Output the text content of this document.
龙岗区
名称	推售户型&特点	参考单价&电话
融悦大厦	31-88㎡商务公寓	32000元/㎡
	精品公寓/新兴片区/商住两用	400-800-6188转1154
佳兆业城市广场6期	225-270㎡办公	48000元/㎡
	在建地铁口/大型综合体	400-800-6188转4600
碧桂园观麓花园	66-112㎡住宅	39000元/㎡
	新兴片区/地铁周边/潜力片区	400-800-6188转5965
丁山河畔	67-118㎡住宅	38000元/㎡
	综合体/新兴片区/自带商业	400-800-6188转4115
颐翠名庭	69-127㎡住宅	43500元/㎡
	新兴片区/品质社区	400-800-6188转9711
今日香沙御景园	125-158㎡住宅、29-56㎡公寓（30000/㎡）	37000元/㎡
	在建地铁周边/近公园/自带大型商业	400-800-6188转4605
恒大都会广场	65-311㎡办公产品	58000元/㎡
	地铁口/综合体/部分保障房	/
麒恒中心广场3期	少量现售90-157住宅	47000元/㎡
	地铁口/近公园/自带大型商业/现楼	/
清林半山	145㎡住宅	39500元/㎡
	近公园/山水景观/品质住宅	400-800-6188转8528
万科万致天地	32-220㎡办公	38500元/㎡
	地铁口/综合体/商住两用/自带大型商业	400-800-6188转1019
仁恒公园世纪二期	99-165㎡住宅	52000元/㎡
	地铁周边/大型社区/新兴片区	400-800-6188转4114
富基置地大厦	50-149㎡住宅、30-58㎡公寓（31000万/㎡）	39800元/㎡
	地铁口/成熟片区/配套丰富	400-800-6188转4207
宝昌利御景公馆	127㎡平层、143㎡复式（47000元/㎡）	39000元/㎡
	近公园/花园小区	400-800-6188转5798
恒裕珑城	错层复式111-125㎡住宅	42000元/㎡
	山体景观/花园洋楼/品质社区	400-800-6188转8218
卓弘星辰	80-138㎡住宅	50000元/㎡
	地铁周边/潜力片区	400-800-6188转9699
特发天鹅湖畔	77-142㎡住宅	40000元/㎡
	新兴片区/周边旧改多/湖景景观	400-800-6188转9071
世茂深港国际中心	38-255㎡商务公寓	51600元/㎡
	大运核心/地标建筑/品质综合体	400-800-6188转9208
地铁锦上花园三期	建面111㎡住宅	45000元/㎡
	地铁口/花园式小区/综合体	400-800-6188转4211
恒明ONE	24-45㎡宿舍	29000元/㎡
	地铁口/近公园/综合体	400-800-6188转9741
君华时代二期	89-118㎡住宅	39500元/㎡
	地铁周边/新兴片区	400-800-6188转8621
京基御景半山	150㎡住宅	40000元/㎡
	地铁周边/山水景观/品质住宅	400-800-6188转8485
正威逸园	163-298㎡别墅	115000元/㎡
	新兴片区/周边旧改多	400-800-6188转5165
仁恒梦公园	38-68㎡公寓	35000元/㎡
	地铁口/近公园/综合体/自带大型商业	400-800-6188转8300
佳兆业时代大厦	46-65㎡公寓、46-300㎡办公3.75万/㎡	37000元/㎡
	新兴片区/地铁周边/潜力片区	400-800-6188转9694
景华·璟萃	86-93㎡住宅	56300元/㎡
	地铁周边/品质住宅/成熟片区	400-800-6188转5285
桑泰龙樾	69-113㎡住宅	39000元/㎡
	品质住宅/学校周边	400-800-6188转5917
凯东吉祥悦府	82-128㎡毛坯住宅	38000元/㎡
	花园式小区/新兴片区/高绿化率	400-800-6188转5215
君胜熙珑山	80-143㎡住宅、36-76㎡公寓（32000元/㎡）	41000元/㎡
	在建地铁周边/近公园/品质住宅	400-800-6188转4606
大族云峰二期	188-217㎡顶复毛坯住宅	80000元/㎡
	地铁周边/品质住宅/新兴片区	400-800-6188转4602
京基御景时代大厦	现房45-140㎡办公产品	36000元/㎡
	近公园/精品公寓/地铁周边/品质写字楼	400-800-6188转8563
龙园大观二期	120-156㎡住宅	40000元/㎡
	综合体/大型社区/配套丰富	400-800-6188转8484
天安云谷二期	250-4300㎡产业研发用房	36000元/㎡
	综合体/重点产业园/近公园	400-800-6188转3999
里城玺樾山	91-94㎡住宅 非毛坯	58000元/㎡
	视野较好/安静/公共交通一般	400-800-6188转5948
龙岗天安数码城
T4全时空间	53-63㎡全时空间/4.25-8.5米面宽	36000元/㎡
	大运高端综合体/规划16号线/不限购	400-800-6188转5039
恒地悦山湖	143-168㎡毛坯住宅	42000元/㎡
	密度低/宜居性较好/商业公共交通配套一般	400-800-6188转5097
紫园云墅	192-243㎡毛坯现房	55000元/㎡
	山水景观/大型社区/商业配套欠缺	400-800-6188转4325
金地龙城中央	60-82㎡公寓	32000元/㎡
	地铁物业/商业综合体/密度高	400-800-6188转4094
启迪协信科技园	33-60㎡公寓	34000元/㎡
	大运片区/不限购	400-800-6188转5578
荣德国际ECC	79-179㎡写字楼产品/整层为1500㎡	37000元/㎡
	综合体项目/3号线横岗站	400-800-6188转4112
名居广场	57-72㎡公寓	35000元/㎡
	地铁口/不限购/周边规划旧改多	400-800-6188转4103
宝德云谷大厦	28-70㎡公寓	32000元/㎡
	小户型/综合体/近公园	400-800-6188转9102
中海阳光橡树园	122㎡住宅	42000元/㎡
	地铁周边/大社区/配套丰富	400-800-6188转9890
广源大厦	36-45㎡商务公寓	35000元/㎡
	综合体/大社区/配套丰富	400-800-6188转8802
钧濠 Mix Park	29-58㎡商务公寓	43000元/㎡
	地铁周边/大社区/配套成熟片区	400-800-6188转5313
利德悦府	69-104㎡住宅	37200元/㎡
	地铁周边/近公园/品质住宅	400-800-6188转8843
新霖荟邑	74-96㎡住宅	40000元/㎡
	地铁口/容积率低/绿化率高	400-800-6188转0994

--

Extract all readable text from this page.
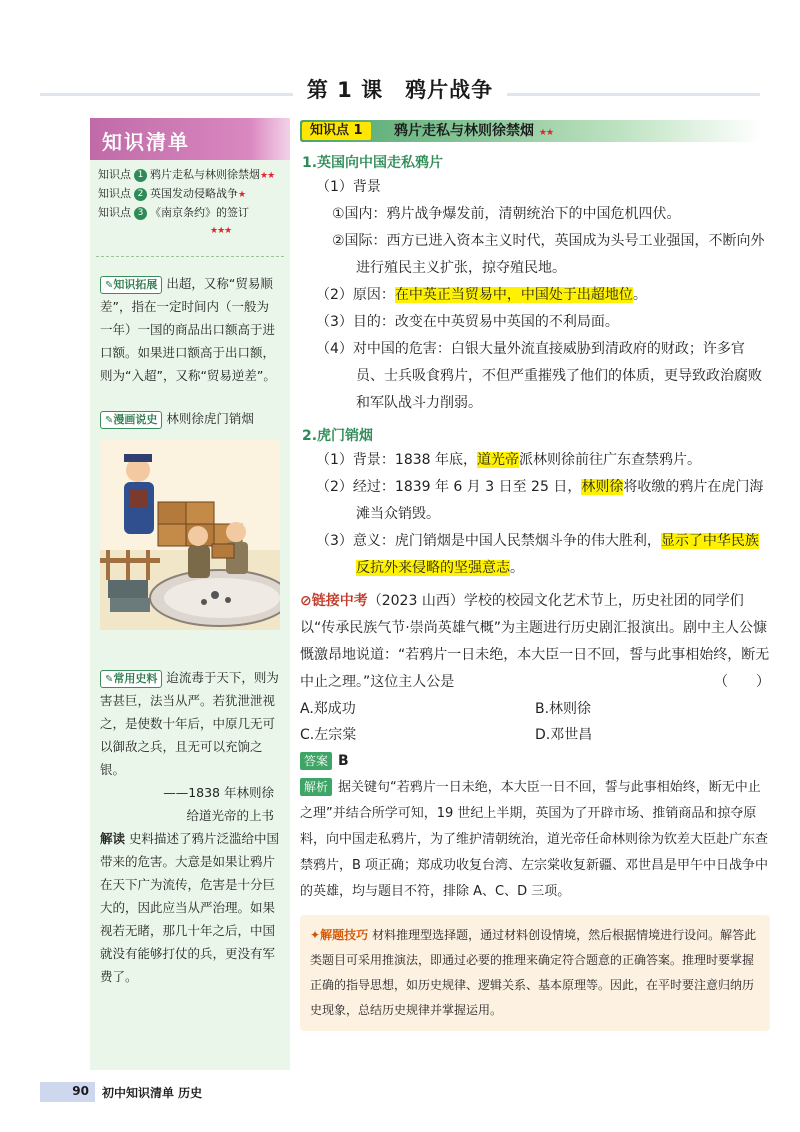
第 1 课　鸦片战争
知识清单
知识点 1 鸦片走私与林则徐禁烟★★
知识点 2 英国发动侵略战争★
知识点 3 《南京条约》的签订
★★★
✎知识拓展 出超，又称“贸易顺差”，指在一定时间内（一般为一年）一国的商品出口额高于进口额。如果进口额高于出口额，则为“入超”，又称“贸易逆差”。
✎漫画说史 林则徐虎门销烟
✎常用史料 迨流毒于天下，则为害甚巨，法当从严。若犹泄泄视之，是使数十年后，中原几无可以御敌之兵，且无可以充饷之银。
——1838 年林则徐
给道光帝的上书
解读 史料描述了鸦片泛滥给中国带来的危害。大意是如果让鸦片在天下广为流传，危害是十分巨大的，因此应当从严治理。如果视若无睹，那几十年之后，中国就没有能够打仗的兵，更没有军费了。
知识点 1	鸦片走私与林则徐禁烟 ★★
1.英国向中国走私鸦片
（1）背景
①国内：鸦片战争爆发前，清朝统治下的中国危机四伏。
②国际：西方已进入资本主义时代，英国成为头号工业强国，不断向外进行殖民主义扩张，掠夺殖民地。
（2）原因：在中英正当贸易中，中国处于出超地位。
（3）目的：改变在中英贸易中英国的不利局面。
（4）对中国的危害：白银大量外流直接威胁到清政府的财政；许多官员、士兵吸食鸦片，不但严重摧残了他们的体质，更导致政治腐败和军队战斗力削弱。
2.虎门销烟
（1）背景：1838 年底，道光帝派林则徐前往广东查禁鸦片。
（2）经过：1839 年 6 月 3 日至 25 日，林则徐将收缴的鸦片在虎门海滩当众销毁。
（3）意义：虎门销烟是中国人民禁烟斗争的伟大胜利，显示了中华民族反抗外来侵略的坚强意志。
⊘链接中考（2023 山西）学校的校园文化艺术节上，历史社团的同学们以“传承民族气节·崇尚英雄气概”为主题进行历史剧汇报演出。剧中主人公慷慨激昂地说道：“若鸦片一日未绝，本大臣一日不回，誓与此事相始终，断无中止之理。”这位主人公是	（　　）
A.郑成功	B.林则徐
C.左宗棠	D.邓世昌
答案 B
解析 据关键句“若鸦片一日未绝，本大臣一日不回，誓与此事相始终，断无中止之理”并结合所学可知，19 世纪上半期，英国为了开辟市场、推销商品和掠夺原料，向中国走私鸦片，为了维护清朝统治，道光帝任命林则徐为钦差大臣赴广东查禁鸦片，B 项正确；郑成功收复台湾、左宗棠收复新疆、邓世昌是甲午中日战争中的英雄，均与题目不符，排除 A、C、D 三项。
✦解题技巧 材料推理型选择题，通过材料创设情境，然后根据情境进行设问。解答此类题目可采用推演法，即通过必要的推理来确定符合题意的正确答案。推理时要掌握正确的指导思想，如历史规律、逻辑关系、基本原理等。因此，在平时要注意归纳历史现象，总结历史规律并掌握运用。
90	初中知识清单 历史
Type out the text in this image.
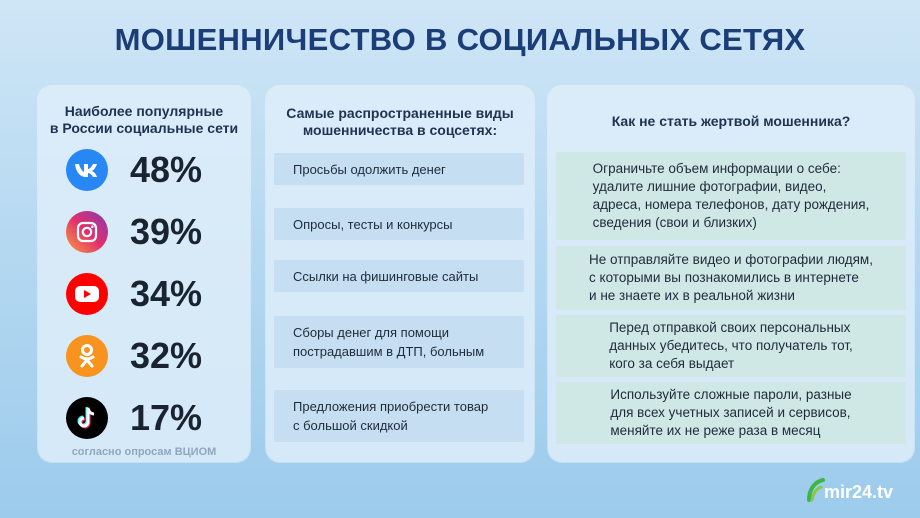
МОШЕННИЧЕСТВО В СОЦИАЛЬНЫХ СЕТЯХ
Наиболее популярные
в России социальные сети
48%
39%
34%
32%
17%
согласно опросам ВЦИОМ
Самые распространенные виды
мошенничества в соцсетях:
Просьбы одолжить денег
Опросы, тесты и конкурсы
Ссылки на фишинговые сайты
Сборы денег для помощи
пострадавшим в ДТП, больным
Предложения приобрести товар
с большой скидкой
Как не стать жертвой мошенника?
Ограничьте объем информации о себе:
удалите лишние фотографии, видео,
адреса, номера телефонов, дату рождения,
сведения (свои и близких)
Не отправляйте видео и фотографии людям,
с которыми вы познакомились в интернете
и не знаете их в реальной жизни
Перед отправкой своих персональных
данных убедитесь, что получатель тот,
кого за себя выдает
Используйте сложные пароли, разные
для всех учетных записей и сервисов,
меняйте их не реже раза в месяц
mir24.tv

--

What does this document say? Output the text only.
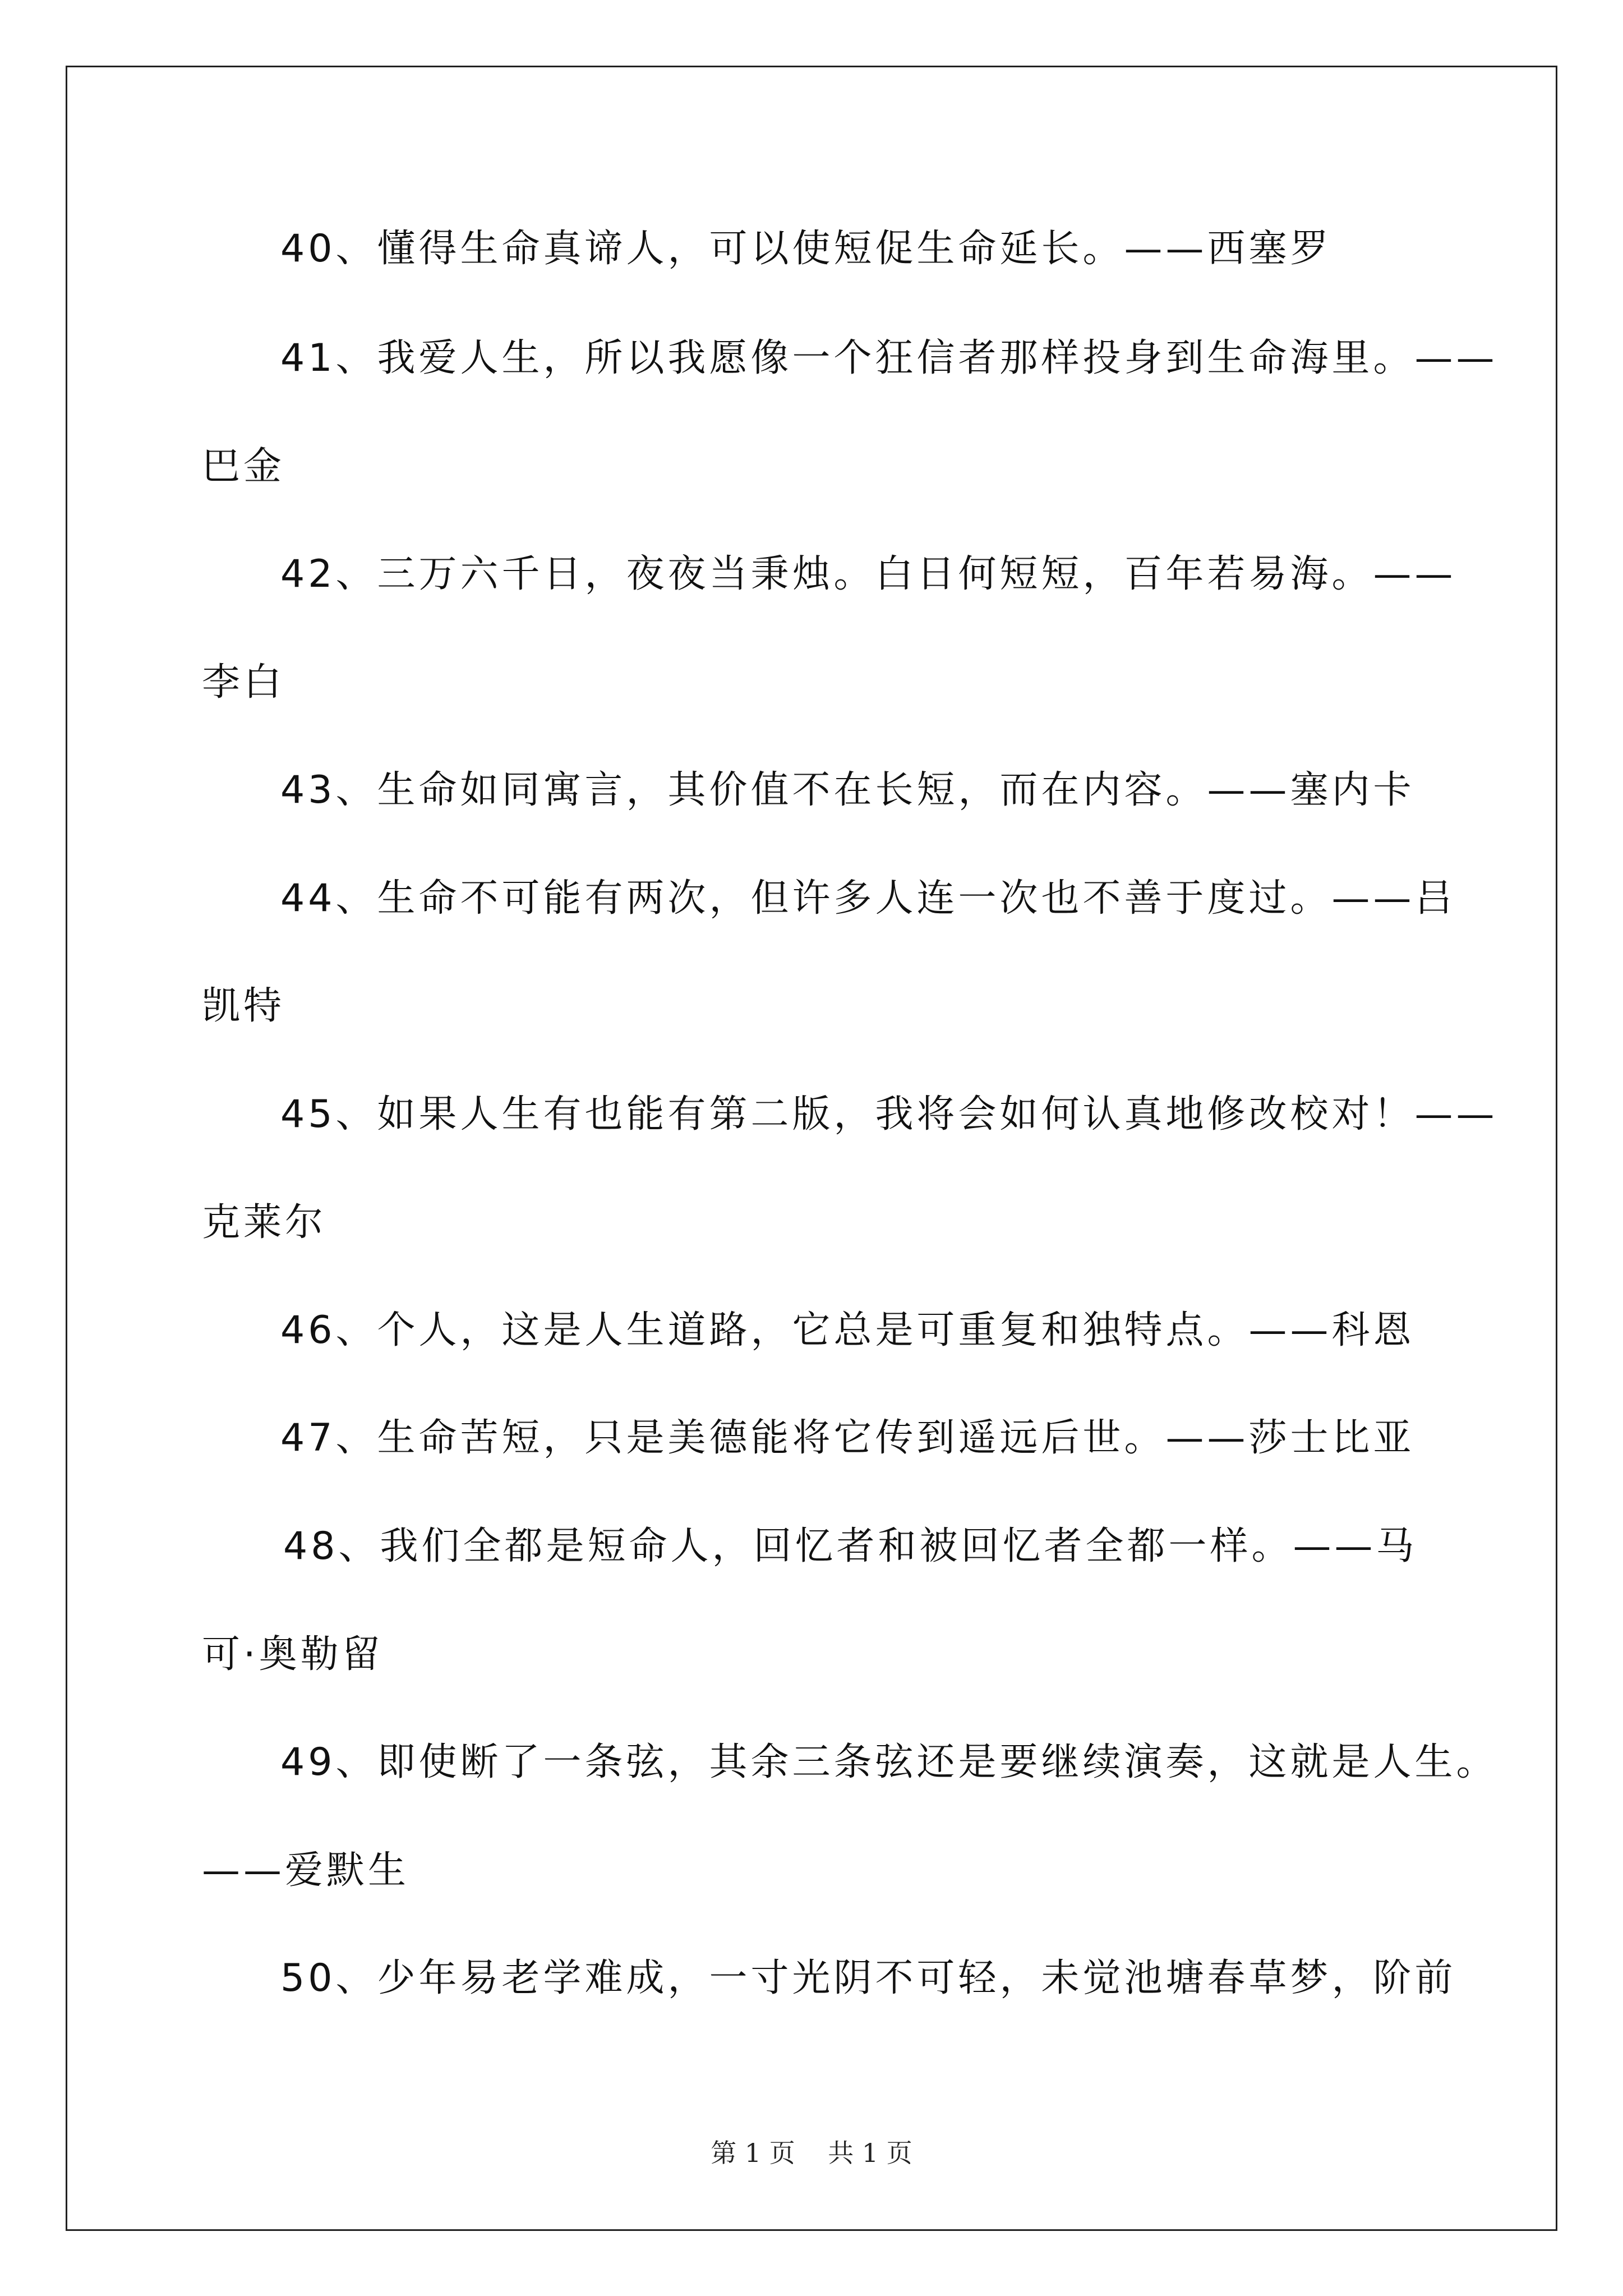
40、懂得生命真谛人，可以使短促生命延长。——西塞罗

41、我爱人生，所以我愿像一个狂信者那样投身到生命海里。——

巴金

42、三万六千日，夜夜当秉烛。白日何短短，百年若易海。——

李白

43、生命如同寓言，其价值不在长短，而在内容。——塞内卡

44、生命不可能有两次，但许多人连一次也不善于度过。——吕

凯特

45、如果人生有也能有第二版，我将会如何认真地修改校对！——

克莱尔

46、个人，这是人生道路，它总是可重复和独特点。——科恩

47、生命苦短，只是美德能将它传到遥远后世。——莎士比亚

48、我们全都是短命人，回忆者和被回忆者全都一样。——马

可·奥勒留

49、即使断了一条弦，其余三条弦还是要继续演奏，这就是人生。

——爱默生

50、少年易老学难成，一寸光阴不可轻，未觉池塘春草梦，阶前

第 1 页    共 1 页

DIRECTIONS: Pull out all lines containing "誓与此事相始终".

OUTPUT BELOW:
⊘链接中考（2023 山西）学校的校园文化艺术节上，历史社团的同学们以“传承民族气节·崇尚英雄气概”为主题进行历史剧汇报演出。剧中主人公慷慨激昂地说道：“若鸦片一日未绝，本大臣一日不回，誓与此事相始终，断无中止之理。”这位主人公是	（　　）
解析 据关键句“若鸦片一日未绝，本大臣一日不回，誓与此事相始终，断无中止之理”并结合所学可知，19 世纪上半期，英国为了开辟市场、推销商品和掠夺原料，向中国走私鸦片，为了维护清朝统治，道光帝任命林则徐为钦差大臣赴广东查禁鸦片，B 项正确；郑成功收复台湾、左宗棠收复新疆、邓世昌是甲午中日战争中的英雄，均与题目不符，排除 A、C、D 三项。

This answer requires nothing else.